Set problem: Identify each line below that contains the word "JSON", and copy it out.

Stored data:

______________________________

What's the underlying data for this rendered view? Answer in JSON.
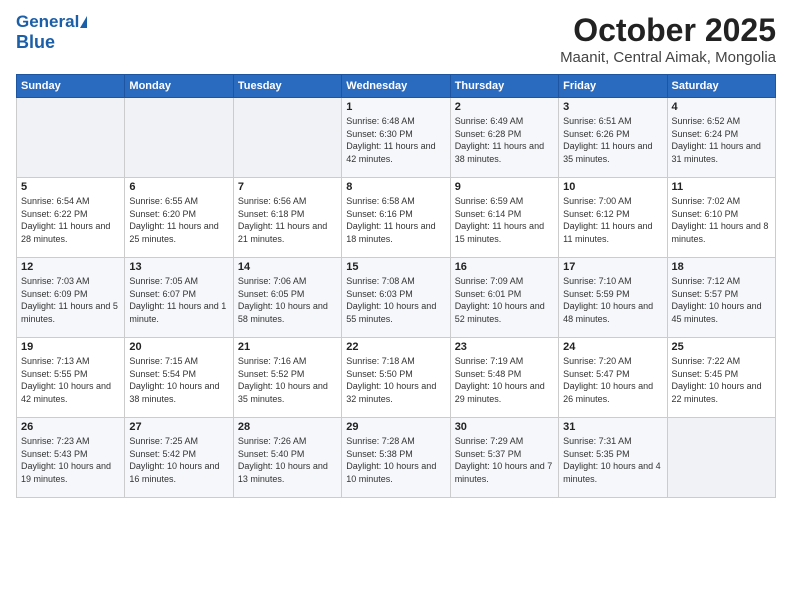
{
  "header": {
    "logo_line1": "General",
    "logo_line2": "Blue",
    "title": "October 2025",
    "subtitle": "Maanit, Central Aimak, Mongolia"
  },
  "calendar": {
    "days_of_week": [
      "Sunday",
      "Monday",
      "Tuesday",
      "Wednesday",
      "Thursday",
      "Friday",
      "Saturday"
    ],
    "weeks": [
      [
        {
          "day": "",
          "info": ""
        },
        {
          "day": "",
          "info": ""
        },
        {
          "day": "",
          "info": ""
        },
        {
          "day": "1",
          "info": "Sunrise: 6:48 AM\nSunset: 6:30 PM\nDaylight: 11 hours\nand 42 minutes."
        },
        {
          "day": "2",
          "info": "Sunrise: 6:49 AM\nSunset: 6:28 PM\nDaylight: 11 hours\nand 38 minutes."
        },
        {
          "day": "3",
          "info": "Sunrise: 6:51 AM\nSunset: 6:26 PM\nDaylight: 11 hours\nand 35 minutes."
        },
        {
          "day": "4",
          "info": "Sunrise: 6:52 AM\nSunset: 6:24 PM\nDaylight: 11 hours\nand 31 minutes."
        }
      ],
      [
        {
          "day": "5",
          "info": "Sunrise: 6:54 AM\nSunset: 6:22 PM\nDaylight: 11 hours\nand 28 minutes."
        },
        {
          "day": "6",
          "info": "Sunrise: 6:55 AM\nSunset: 6:20 PM\nDaylight: 11 hours\nand 25 minutes."
        },
        {
          "day": "7",
          "info": "Sunrise: 6:56 AM\nSunset: 6:18 PM\nDaylight: 11 hours\nand 21 minutes."
        },
        {
          "day": "8",
          "info": "Sunrise: 6:58 AM\nSunset: 6:16 PM\nDaylight: 11 hours\nand 18 minutes."
        },
        {
          "day": "9",
          "info": "Sunrise: 6:59 AM\nSunset: 6:14 PM\nDaylight: 11 hours\nand 15 minutes."
        },
        {
          "day": "10",
          "info": "Sunrise: 7:00 AM\nSunset: 6:12 PM\nDaylight: 11 hours\nand 11 minutes."
        },
        {
          "day": "11",
          "info": "Sunrise: 7:02 AM\nSunset: 6:10 PM\nDaylight: 11 hours\nand 8 minutes."
        }
      ],
      [
        {
          "day": "12",
          "info": "Sunrise: 7:03 AM\nSunset: 6:09 PM\nDaylight: 11 hours\nand 5 minutes."
        },
        {
          "day": "13",
          "info": "Sunrise: 7:05 AM\nSunset: 6:07 PM\nDaylight: 11 hours\nand 1 minute."
        },
        {
          "day": "14",
          "info": "Sunrise: 7:06 AM\nSunset: 6:05 PM\nDaylight: 10 hours\nand 58 minutes."
        },
        {
          "day": "15",
          "info": "Sunrise: 7:08 AM\nSunset: 6:03 PM\nDaylight: 10 hours\nand 55 minutes."
        },
        {
          "day": "16",
          "info": "Sunrise: 7:09 AM\nSunset: 6:01 PM\nDaylight: 10 hours\nand 52 minutes."
        },
        {
          "day": "17",
          "info": "Sunrise: 7:10 AM\nSunset: 5:59 PM\nDaylight: 10 hours\nand 48 minutes."
        },
        {
          "day": "18",
          "info": "Sunrise: 7:12 AM\nSunset: 5:57 PM\nDaylight: 10 hours\nand 45 minutes."
        }
      ],
      [
        {
          "day": "19",
          "info": "Sunrise: 7:13 AM\nSunset: 5:55 PM\nDaylight: 10 hours\nand 42 minutes."
        },
        {
          "day": "20",
          "info": "Sunrise: 7:15 AM\nSunset: 5:54 PM\nDaylight: 10 hours\nand 38 minutes."
        },
        {
          "day": "21",
          "info": "Sunrise: 7:16 AM\nSunset: 5:52 PM\nDaylight: 10 hours\nand 35 minutes."
        },
        {
          "day": "22",
          "info": "Sunrise: 7:18 AM\nSunset: 5:50 PM\nDaylight: 10 hours\nand 32 minutes."
        },
        {
          "day": "23",
          "info": "Sunrise: 7:19 AM\nSunset: 5:48 PM\nDaylight: 10 hours\nand 29 minutes."
        },
        {
          "day": "24",
          "info": "Sunrise: 7:20 AM\nSunset: 5:47 PM\nDaylight: 10 hours\nand 26 minutes."
        },
        {
          "day": "25",
          "info": "Sunrise: 7:22 AM\nSunset: 5:45 PM\nDaylight: 10 hours\nand 22 minutes."
        }
      ],
      [
        {
          "day": "26",
          "info": "Sunrise: 7:23 AM\nSunset: 5:43 PM\nDaylight: 10 hours\nand 19 minutes."
        },
        {
          "day": "27",
          "info": "Sunrise: 7:25 AM\nSunset: 5:42 PM\nDaylight: 10 hours\nand 16 minutes."
        },
        {
          "day": "28",
          "info": "Sunrise: 7:26 AM\nSunset: 5:40 PM\nDaylight: 10 hours\nand 13 minutes."
        },
        {
          "day": "29",
          "info": "Sunrise: 7:28 AM\nSunset: 5:38 PM\nDaylight: 10 hours\nand 10 minutes."
        },
        {
          "day": "30",
          "info": "Sunrise: 7:29 AM\nSunset: 5:37 PM\nDaylight: 10 hours\nand 7 minutes."
        },
        {
          "day": "31",
          "info": "Sunrise: 7:31 AM\nSunset: 5:35 PM\nDaylight: 10 hours\nand 4 minutes."
        },
        {
          "day": "",
          "info": ""
        }
      ]
    ]
  }
}
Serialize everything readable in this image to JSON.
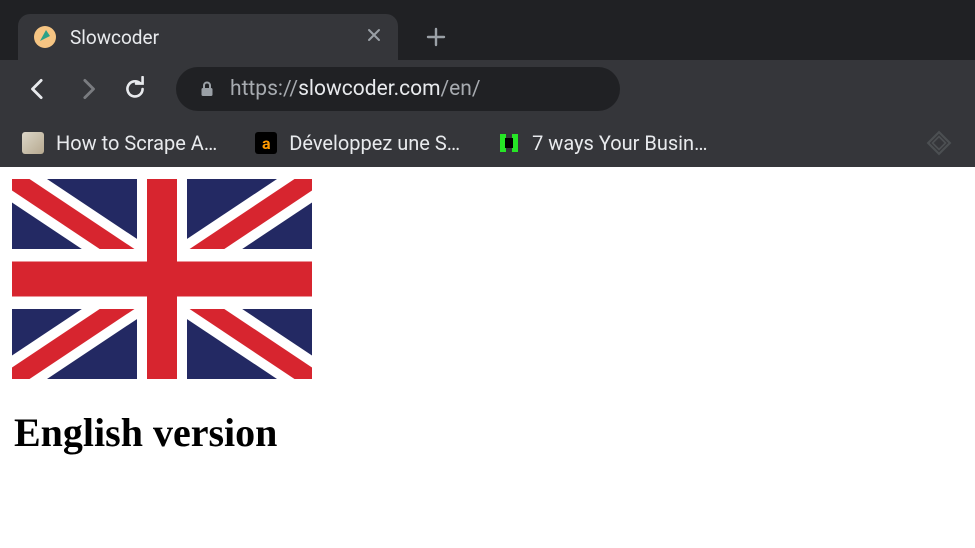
{
  "tab": {
    "title": "Slowcoder",
    "favicon_colors": {
      "bg": "#f6c583",
      "accent": "#2aa188"
    }
  },
  "toolbar": {
    "url_scheme": "https://",
    "url_host": "slowcoder.com",
    "url_path": "/en/"
  },
  "bookmarks": [
    {
      "label": "How to Scrape A…",
      "icon": "face"
    },
    {
      "label": "Développez une S…",
      "icon": "amazon",
      "icon_text": "a"
    },
    {
      "label": "7 ways Your Busin…",
      "icon": "green"
    }
  ],
  "page": {
    "heading": "English version"
  }
}
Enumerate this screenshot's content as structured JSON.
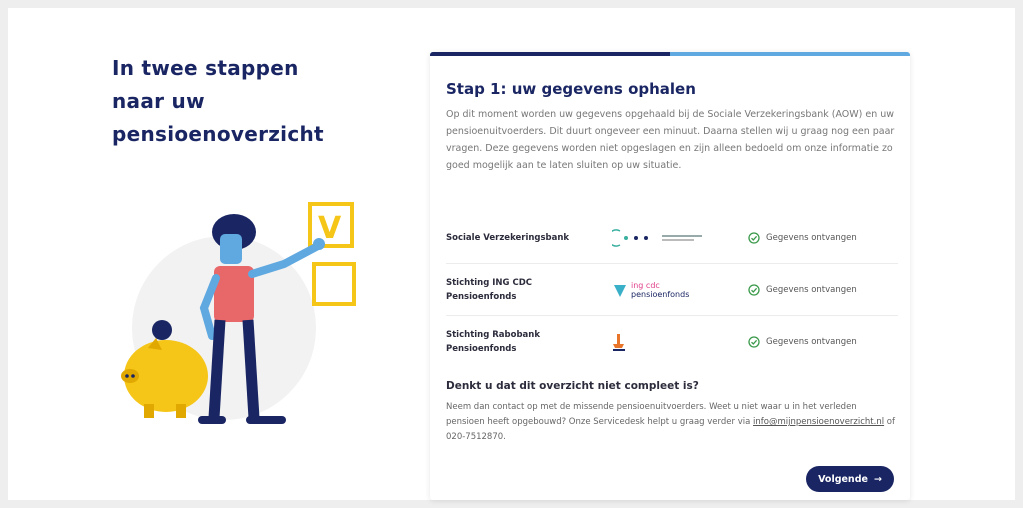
{
  "left": {
    "headline_lines": [
      "In twee stappen",
      "naar uw",
      "pensioenoverzicht"
    ]
  },
  "card": {
    "progress_fraction": 0.5,
    "title": "Stap 1: uw gegevens ophalen",
    "intro": "Op dit moment worden uw gegevens opgehaald bij de Sociale Verzekeringsbank (AOW) en uw pensioenuitvoerders. Dit duurt ongeveer een minuut. Daarna stellen wij u graag nog een paar vragen. Deze gegevens worden niet opgeslagen en zijn alleen bedoeld om onze informatie zo goed mogelijk aan te laten sluiten op uw situatie.",
    "providers": [
      {
        "name_lines": [
          "Sociale Verzekeringsbank"
        ],
        "logo": "svb-logo",
        "status": "Gegevens ontvangen"
      },
      {
        "name_lines": [
          "Stichting ING CDC",
          "Pensioenfonds"
        ],
        "logo": "ing-cdc-logo",
        "logo_text_1": "ing cdc",
        "logo_text_2": "pensioenfonds",
        "status": "Gegevens ontvangen"
      },
      {
        "name_lines": [
          "Stichting Rabobank",
          "Pensioenfonds"
        ],
        "logo": "rabobank-logo",
        "status": "Gegevens ontvangen"
      }
    ],
    "incomplete": {
      "title": "Denkt u dat dit overzicht niet compleet is?",
      "text": "Neem dan contact op met de missende pensioenuitvoerders. Weet u niet waar u in het verleden pensioen heeft opgebouwd? Onze Servicedesk helpt u graag verder via",
      "email": "info@mijnpensioenoverzicht.nl",
      "phone_text": "of 020-7512870."
    },
    "next_label": "Volgende",
    "next_arrow": "→"
  },
  "colors": {
    "navy": "#1a2663",
    "light_blue": "#5fa8e0",
    "yellow": "#f5c518",
    "check_green": "#3a9a4a"
  }
}
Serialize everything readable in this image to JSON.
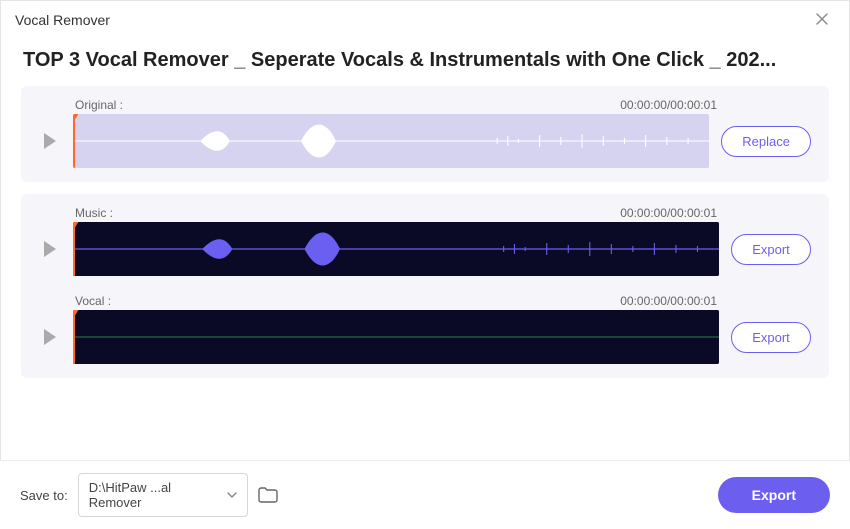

______________________________

Answer to the task:
What's the underlying data for this rendered view? Answer in JSON.
Serialize everything readable in this image to JSON.
Enumerate this screenshot's content as structured JSON.
Serialize everything readable in this image to JSON.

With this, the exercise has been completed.